** BEGIN Material shown **

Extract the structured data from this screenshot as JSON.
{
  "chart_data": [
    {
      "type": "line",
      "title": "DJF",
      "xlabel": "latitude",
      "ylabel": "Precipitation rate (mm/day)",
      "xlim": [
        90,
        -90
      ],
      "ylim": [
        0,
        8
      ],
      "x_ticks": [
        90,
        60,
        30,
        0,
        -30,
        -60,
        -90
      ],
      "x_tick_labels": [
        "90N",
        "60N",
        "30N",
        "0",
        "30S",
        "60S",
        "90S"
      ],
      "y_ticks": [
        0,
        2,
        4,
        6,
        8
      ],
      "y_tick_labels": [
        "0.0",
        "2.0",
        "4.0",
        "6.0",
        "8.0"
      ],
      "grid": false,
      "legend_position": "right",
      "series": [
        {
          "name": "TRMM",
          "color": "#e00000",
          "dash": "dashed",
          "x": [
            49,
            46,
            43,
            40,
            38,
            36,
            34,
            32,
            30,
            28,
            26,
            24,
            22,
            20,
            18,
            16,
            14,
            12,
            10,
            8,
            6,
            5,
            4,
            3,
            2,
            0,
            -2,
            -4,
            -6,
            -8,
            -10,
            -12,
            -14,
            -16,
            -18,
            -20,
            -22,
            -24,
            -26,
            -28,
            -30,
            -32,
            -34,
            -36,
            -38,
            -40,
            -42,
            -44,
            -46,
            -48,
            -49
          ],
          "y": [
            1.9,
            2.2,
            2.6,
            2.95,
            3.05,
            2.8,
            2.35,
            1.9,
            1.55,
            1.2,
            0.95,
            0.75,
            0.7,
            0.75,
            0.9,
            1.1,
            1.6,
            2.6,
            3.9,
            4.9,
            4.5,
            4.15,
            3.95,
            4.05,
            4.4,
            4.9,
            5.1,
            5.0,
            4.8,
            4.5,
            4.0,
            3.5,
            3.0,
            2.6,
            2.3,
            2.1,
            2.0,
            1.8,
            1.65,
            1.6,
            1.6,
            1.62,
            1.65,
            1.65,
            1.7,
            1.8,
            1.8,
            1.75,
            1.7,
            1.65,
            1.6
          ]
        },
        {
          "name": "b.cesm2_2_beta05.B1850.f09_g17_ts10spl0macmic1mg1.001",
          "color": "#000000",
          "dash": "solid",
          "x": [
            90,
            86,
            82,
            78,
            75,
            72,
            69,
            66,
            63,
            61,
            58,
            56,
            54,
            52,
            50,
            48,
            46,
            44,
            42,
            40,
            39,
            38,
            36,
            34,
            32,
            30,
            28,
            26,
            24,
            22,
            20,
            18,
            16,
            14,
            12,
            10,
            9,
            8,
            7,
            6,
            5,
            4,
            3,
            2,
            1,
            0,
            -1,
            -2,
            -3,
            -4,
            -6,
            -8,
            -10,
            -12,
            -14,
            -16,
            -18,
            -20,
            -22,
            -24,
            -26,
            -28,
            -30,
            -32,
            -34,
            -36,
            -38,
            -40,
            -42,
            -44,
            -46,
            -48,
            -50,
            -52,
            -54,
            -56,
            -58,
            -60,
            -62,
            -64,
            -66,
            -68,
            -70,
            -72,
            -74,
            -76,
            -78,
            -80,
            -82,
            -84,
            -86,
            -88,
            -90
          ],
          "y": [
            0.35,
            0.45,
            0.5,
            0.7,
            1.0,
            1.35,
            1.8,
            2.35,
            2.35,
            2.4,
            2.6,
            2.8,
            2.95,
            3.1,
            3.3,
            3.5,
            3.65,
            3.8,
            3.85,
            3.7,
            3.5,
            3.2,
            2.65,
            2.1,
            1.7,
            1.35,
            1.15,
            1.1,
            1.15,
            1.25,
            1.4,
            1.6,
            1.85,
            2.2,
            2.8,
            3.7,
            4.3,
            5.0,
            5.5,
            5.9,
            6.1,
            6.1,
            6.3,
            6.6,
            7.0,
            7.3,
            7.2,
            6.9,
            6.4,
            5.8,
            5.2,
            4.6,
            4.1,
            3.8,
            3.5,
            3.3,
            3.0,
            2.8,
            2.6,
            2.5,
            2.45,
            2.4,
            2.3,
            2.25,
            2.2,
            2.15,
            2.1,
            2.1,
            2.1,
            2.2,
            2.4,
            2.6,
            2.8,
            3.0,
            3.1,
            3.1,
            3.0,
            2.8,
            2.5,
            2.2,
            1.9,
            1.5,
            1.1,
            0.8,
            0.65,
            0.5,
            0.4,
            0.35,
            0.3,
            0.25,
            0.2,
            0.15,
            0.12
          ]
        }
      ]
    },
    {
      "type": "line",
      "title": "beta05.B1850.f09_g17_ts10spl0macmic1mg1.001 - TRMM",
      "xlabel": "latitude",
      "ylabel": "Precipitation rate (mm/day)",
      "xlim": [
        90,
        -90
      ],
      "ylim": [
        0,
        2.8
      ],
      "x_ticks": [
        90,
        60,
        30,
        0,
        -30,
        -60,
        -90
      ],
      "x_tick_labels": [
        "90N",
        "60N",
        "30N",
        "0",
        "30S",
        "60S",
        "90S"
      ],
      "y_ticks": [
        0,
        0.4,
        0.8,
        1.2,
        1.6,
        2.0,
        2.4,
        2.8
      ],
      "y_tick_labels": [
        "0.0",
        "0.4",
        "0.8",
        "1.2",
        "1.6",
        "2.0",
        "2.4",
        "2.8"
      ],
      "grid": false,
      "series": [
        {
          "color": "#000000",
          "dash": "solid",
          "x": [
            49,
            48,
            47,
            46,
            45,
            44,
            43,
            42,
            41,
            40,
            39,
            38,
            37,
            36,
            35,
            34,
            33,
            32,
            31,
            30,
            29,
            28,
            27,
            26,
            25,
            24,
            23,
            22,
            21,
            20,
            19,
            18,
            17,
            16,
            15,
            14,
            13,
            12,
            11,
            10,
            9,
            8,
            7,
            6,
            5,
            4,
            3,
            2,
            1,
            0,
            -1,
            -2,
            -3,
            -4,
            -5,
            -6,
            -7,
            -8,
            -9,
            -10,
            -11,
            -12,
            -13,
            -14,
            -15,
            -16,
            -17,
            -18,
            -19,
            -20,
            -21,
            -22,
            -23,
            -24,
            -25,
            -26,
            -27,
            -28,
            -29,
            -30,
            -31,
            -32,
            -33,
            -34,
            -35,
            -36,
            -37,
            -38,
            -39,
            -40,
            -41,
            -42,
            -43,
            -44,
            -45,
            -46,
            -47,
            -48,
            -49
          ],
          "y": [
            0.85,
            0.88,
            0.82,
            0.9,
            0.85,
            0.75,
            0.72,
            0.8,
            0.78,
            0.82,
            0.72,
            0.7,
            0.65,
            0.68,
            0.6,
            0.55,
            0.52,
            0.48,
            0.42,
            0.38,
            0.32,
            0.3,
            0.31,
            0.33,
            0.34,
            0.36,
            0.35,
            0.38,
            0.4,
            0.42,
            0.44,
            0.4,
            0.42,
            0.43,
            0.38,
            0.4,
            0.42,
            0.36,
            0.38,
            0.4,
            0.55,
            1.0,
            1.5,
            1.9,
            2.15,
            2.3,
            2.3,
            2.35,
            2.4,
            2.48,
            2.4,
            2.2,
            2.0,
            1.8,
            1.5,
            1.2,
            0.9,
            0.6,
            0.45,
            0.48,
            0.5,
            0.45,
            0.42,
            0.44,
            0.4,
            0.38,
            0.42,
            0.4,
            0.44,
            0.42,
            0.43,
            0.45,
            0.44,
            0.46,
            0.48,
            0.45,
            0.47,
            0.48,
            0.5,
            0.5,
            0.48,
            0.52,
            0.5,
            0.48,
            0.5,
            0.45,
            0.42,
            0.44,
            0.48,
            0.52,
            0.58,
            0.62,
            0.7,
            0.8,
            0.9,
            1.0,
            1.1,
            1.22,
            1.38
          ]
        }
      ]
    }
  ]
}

** END Material shown **

*Exercise*:
Print all of the entries again, exactly as written.

*Answer to this exercise*:
Extract the structured data from this screenshot as JSON.
{
  "chart_data": [
    {
      "type": "line",
      "title": "DJF",
      "xlabel": "latitude",
      "ylabel": "Precipitation rate (mm/day)",
      "xlim": [
        90,
        -90
      ],
      "ylim": [
        0,
        8
      ],
      "x_ticks": [
        90,
        60,
        30,
        0,
        -30,
        -60,
        -90
      ],
      "x_tick_labels": [
        "90N",
        "60N",
        "30N",
        "0",
        "30S",
        "60S",
        "90S"
      ],
      "y_ticks": [
        0,
        2,
        4,
        6,
        8
      ],
      "y_tick_labels": [
        "0.0",
        "2.0",
        "4.0",
        "6.0",
        "8.0"
      ],
      "grid": false,
      "legend_position": "right",
      "series": [
        {
          "name": "TRMM",
          "color": "#e00000",
          "dash": "dashed",
          "x": [
            49,
            46,
            43,
            40,
            38,
            36,
            34,
            32,
            30,
            28,
            26,
            24,
            22,
            20,
            18,
            16,
            14,
            12,
            10,
            8,
            6,
            5,
            4,
            3,
            2,
            0,
            -2,
            -4,
            -6,
            -8,
            -10,
            -12,
            -14,
            -16,
            -18,
            -20,
            -22,
            -24,
            -26,
            -28,
            -30,
            -32,
            -34,
            -36,
            -38,
            -40,
            -42,
            -44,
            -46,
            -48,
            -49
          ],
          "y": [
            1.9,
            2.2,
            2.6,
            2.95,
            3.05,
            2.8,
            2.35,
            1.9,
            1.55,
            1.2,
            0.95,
            0.75,
            0.7,
            0.75,
            0.9,
            1.1,
            1.6,
            2.6,
            3.9,
            4.9,
            4.5,
            4.15,
            3.95,
            4.05,
            4.4,
            4.9,
            5.1,
            5.0,
            4.8,
            4.5,
            4.0,
            3.5,
            3.0,
            2.6,
            2.3,
            2.1,
            2.0,
            1.8,
            1.65,
            1.6,
            1.6,
            1.62,
            1.65,
            1.65,
            1.7,
            1.8,
            1.8,
            1.75,
            1.7,
            1.65,
            1.6
          ]
        },
        {
          "name": "b.cesm2_2_beta05.B1850.f09_g17_ts10spl0macmic1mg1.001",
          "color": "#000000",
          "dash": "solid",
          "x": [
            90,
            86,
            82,
            78,
            75,
            72,
            69,
            66,
            63,
            61,
            58,
            56,
            54,
            52,
            50,
            48,
            46,
            44,
            42,
            40,
            39,
            38,
            36,
            34,
            32,
            30,
            28,
            26,
            24,
            22,
            20,
            18,
            16,
            14,
            12,
            10,
            9,
            8,
            7,
            6,
            5,
            4,
            3,
            2,
            1,
            0,
            -1,
            -2,
            -3,
            -4,
            -6,
            -8,
            -10,
            -12,
            -14,
            -16,
            -18,
            -20,
            -22,
            -24,
            -26,
            -28,
            -30,
            -32,
            -34,
            -36,
            -38,
            -40,
            -42,
            -44,
            -46,
            -48,
            -50,
            -52,
            -54,
            -56,
            -58,
            -60,
            -62,
            -64,
            -66,
            -68,
            -70,
            -72,
            -74,
            -76,
            -78,
            -80,
            -82,
            -84,
            -86,
            -88,
            -90
          ],
          "y": [
            0.35,
            0.45,
            0.5,
            0.7,
            1.0,
            1.35,
            1.8,
            2.35,
            2.35,
            2.4,
            2.6,
            2.8,
            2.95,
            3.1,
            3.3,
            3.5,
            3.65,
            3.8,
            3.85,
            3.7,
            3.5,
            3.2,
            2.65,
            2.1,
            1.7,
            1.35,
            1.15,
            1.1,
            1.15,
            1.25,
            1.4,
            1.6,
            1.85,
            2.2,
            2.8,
            3.7,
            4.3,
            5.0,
            5.5,
            5.9,
            6.1,
            6.1,
            6.3,
            6.6,
            7.0,
            7.3,
            7.2,
            6.9,
            6.4,
            5.8,
            5.2,
            4.6,
            4.1,
            3.8,
            3.5,
            3.3,
            3.0,
            2.8,
            2.6,
            2.5,
            2.45,
            2.4,
            2.3,
            2.25,
            2.2,
            2.15,
            2.1,
            2.1,
            2.1,
            2.2,
            2.4,
            2.6,
            2.8,
            3.0,
            3.1,
            3.1,
            3.0,
            2.8,
            2.5,
            2.2,
            1.9,
            1.5,
            1.1,
            0.8,
            0.65,
            0.5,
            0.4,
            0.35,
            0.3,
            0.25,
            0.2,
            0.15,
            0.12
          ]
        }
      ]
    },
    {
      "type": "line",
      "title": "beta05.B1850.f09_g17_ts10spl0macmic1mg1.001 - TRMM",
      "xlabel": "latitude",
      "ylabel": "Precipitation rate (mm/day)",
      "xlim": [
        90,
        -90
      ],
      "ylim": [
        0,
        2.8
      ],
      "x_ticks": [
        90,
        60,
        30,
        0,
        -30,
        -60,
        -90
      ],
      "x_tick_labels": [
        "90N",
        "60N",
        "30N",
        "0",
        "30S",
        "60S",
        "90S"
      ],
      "y_ticks": [
        0,
        0.4,
        0.8,
        1.2,
        1.6,
        2.0,
        2.4,
        2.8
      ],
      "y_tick_labels": [
        "0.0",
        "0.4",
        "0.8",
        "1.2",
        "1.6",
        "2.0",
        "2.4",
        "2.8"
      ],
      "grid": false,
      "series": [
        {
          "color": "#000000",
          "dash": "solid",
          "x": [
            49,
            48,
            47,
            46,
            45,
            44,
            43,
            42,
            41,
            40,
            39,
            38,
            37,
            36,
            35,
            34,
            33,
            32,
            31,
            30,
            29,
            28,
            27,
            26,
            25,
            24,
            23,
            22,
            21,
            20,
            19,
            18,
            17,
            16,
            15,
            14,
            13,
            12,
            11,
            10,
            9,
            8,
            7,
            6,
            5,
            4,
            3,
            2,
            1,
            0,
            -1,
            -2,
            -3,
            -4,
            -5,
            -6,
            -7,
            -8,
            -9,
            -10,
            -11,
            -12,
            -13,
            -14,
            -15,
            -16,
            -17,
            -18,
            -19,
            -20,
            -21,
            -22,
            -23,
            -24,
            -25,
            -26,
            -27,
            -28,
            -29,
            -30,
            -31,
            -32,
            -33,
            -34,
            -35,
            -36,
            -37,
            -38,
            -39,
            -40,
            -41,
            -42,
            -43,
            -44,
            -45,
            -46,
            -47,
            -48,
            -49
          ],
          "y": [
            0.85,
            0.88,
            0.82,
            0.9,
            0.85,
            0.75,
            0.72,
            0.8,
            0.78,
            0.82,
            0.72,
            0.7,
            0.65,
            0.68,
            0.6,
            0.55,
            0.52,
            0.48,
            0.42,
            0.38,
            0.32,
            0.3,
            0.31,
            0.33,
            0.34,
            0.36,
            0.35,
            0.38,
            0.4,
            0.42,
            0.44,
            0.4,
            0.42,
            0.43,
            0.38,
            0.4,
            0.42,
            0.36,
            0.38,
            0.4,
            0.55,
            1.0,
            1.5,
            1.9,
            2.15,
            2.3,
            2.3,
            2.35,
            2.4,
            2.48,
            2.4,
            2.2,
            2.0,
            1.8,
            1.5,
            1.2,
            0.9,
            0.6,
            0.45,
            0.48,
            0.5,
            0.45,
            0.42,
            0.44,
            0.4,
            0.38,
            0.42,
            0.4,
            0.44,
            0.42,
            0.43,
            0.45,
            0.44,
            0.46,
            0.48,
            0.45,
            0.47,
            0.48,
            0.5,
            0.5,
            0.48,
            0.52,
            0.5,
            0.48,
            0.5,
            0.45,
            0.42,
            0.44,
            0.48,
            0.52,
            0.58,
            0.62,
            0.7,
            0.8,
            0.9,
            1.0,
            1.1,
            1.22,
            1.38
          ]
        }
      ]
    }
  ]
}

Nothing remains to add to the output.